What you will do
Locate and copy all lines bearing the word "text".

Supplied information
"""
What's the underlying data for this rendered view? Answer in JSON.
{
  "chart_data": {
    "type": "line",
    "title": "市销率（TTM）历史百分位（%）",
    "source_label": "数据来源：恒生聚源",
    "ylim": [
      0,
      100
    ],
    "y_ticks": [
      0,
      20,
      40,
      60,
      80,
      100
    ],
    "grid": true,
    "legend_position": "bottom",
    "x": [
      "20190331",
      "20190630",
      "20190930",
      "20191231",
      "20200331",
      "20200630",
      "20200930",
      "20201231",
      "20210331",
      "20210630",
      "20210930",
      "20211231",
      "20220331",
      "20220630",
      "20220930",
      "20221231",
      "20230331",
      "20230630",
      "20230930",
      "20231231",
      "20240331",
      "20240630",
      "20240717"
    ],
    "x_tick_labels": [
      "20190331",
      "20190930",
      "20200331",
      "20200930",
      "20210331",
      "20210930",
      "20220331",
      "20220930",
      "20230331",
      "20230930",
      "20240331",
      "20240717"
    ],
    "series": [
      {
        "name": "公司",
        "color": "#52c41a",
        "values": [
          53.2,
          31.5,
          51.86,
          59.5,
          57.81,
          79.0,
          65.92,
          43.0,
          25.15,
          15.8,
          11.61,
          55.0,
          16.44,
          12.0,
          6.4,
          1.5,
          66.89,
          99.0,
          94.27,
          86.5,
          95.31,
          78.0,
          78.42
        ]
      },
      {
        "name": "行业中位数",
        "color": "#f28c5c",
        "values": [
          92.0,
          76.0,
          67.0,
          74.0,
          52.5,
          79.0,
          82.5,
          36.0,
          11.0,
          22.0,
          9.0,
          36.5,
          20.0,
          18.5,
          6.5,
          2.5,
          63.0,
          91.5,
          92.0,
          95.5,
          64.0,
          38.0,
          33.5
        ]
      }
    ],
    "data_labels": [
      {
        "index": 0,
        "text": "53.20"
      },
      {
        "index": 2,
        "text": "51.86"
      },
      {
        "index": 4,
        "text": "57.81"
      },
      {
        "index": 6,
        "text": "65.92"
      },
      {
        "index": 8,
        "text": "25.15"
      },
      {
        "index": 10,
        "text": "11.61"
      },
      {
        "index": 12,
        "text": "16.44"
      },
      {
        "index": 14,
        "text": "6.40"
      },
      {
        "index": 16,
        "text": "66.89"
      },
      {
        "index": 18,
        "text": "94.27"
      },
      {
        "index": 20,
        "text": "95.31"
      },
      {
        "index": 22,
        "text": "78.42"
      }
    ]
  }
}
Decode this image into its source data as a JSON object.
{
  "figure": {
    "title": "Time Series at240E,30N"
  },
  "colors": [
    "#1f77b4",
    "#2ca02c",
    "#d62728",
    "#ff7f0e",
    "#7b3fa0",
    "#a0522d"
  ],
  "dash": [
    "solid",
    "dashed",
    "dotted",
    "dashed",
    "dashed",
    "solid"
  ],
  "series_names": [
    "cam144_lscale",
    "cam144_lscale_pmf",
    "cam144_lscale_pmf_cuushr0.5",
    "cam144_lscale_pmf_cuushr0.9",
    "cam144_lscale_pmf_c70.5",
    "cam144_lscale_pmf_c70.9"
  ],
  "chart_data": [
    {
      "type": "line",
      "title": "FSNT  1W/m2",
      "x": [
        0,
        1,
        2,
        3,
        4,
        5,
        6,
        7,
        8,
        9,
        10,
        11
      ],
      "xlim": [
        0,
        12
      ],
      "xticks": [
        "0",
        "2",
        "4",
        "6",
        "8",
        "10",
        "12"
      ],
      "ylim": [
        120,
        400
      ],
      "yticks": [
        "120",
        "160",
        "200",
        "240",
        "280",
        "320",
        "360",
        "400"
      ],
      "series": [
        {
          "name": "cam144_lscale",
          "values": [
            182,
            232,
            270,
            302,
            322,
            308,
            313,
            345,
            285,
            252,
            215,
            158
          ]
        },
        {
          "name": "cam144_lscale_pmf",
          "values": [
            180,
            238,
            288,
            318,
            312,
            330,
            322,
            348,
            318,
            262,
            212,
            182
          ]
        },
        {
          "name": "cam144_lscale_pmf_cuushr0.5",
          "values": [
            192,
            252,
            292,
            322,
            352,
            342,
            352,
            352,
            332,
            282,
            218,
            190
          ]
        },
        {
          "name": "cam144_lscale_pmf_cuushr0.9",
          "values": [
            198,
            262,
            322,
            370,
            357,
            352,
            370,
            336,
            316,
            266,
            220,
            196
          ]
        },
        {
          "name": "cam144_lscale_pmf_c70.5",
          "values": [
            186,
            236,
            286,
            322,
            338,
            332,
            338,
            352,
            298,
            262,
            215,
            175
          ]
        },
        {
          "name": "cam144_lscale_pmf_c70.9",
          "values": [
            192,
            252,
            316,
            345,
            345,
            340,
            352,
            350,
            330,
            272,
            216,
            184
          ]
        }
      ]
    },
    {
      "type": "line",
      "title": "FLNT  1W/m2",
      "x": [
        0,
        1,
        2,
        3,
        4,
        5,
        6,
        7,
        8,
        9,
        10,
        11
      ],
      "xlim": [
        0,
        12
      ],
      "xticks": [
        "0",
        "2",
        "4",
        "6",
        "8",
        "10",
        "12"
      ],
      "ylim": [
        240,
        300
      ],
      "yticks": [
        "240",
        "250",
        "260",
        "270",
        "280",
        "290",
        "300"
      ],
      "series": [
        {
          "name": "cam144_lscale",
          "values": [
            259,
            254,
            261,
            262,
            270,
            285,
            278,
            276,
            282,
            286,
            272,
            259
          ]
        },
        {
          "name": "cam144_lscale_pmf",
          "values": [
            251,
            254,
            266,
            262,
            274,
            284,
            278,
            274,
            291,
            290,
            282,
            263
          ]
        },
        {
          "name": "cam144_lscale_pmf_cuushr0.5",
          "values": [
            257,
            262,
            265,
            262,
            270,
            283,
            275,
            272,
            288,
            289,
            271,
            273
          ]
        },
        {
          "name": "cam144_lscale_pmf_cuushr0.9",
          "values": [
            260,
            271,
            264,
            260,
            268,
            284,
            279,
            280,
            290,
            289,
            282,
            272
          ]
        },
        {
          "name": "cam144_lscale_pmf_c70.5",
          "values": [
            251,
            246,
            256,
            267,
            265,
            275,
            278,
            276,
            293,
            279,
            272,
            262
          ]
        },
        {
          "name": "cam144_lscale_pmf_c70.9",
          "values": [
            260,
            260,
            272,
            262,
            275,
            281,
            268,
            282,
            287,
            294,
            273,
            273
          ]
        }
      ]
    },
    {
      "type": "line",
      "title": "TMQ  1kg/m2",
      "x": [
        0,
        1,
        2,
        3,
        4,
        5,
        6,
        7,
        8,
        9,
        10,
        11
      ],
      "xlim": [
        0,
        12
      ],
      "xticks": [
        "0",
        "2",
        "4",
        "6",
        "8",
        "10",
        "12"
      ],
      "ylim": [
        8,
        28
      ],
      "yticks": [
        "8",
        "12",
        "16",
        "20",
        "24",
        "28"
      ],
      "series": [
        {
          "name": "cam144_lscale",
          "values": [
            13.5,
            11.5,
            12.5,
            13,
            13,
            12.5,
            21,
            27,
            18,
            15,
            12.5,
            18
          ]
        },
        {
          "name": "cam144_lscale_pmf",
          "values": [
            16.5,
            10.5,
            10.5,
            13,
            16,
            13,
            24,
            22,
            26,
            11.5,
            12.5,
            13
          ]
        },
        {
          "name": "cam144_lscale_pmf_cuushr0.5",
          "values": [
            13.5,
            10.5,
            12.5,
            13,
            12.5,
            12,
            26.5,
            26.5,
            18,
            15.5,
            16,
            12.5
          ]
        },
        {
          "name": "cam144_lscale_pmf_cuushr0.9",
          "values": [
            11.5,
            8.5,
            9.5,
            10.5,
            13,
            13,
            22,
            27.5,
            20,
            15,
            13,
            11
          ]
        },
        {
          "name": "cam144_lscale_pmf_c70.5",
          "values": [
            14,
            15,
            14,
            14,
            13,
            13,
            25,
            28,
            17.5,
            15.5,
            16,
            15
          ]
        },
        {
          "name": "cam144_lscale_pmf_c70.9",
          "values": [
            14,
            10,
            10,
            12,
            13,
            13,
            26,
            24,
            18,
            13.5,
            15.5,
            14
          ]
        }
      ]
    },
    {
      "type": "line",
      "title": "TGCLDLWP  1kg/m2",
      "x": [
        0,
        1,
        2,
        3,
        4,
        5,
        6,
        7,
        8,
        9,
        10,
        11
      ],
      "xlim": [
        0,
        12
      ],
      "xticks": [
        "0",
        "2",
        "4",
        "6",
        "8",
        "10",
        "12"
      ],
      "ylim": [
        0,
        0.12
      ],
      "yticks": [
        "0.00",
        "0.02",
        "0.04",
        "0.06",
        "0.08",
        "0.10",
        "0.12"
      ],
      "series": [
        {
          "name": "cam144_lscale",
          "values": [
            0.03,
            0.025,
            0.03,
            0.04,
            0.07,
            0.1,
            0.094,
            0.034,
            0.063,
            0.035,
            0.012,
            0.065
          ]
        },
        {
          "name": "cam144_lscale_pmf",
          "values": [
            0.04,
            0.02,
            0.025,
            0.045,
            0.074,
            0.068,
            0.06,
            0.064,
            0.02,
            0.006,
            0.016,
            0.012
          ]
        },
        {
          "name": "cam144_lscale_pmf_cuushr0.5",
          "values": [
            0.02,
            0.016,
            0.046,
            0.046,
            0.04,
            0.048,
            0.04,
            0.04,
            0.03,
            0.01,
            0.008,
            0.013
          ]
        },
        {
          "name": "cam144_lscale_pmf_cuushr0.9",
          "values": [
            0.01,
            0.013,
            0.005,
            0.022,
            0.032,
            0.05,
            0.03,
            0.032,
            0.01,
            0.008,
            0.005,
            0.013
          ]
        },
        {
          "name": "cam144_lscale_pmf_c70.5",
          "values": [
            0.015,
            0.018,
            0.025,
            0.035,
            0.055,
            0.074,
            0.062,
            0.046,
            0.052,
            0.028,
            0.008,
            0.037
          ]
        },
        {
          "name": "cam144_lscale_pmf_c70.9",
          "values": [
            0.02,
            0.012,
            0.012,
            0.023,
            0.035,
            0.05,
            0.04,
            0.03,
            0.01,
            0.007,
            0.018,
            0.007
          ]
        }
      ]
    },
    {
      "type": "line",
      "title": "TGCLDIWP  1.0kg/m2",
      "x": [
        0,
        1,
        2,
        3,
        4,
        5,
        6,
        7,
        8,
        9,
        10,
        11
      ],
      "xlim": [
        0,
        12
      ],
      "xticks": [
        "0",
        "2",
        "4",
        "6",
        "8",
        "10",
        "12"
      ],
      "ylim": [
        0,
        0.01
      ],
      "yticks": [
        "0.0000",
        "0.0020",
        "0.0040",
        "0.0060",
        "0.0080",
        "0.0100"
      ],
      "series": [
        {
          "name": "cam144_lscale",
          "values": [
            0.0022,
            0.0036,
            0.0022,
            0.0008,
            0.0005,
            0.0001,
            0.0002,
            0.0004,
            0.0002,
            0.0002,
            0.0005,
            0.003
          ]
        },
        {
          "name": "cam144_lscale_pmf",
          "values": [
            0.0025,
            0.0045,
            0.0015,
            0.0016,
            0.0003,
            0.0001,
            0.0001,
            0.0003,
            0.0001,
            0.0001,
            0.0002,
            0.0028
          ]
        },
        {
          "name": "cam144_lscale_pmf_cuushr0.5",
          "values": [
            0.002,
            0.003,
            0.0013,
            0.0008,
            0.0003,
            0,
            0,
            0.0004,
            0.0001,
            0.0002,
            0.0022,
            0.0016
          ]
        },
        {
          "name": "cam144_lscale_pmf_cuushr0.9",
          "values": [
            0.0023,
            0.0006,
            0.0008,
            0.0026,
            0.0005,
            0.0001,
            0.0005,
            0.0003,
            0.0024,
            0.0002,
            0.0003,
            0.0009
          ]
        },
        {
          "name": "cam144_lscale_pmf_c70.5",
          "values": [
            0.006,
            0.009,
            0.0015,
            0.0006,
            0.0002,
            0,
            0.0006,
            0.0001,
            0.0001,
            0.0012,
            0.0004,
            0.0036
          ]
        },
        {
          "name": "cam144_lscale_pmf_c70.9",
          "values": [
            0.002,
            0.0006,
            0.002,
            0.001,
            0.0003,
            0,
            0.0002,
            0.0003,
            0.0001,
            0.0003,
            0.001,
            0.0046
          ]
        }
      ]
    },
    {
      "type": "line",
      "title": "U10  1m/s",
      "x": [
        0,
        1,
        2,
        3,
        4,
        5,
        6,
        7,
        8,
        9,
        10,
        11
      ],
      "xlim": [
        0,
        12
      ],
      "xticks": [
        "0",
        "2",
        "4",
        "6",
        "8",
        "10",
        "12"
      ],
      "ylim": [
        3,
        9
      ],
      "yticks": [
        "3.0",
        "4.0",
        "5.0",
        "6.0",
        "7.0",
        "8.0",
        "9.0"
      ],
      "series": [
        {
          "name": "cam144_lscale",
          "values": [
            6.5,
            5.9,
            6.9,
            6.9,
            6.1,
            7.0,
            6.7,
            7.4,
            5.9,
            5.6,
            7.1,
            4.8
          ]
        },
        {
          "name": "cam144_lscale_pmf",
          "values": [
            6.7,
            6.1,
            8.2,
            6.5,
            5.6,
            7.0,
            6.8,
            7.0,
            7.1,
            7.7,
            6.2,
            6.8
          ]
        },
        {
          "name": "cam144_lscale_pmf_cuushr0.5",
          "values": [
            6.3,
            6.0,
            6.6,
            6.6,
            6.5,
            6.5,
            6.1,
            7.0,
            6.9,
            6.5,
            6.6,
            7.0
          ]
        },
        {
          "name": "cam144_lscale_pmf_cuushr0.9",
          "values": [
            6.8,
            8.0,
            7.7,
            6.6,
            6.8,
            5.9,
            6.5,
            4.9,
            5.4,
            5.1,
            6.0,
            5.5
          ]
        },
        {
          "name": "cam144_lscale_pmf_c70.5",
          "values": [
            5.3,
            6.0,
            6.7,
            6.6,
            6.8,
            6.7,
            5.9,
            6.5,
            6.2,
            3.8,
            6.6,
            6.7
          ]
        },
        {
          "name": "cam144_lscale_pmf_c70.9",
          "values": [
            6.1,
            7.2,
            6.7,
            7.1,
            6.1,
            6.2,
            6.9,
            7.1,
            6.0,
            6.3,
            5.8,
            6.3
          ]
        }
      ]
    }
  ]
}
"""
Written solution
        "text": "53.20"
        "text": "51.86"
        "text": "57.81"
        "text": "65.92"
        "text": "25.15"
        "text": "11.61"
        "text": "16.44"
        "text": "6.40"
        "text": "66.89"
        "text": "94.27"
        "text": "95.31"
        "text": "78.42"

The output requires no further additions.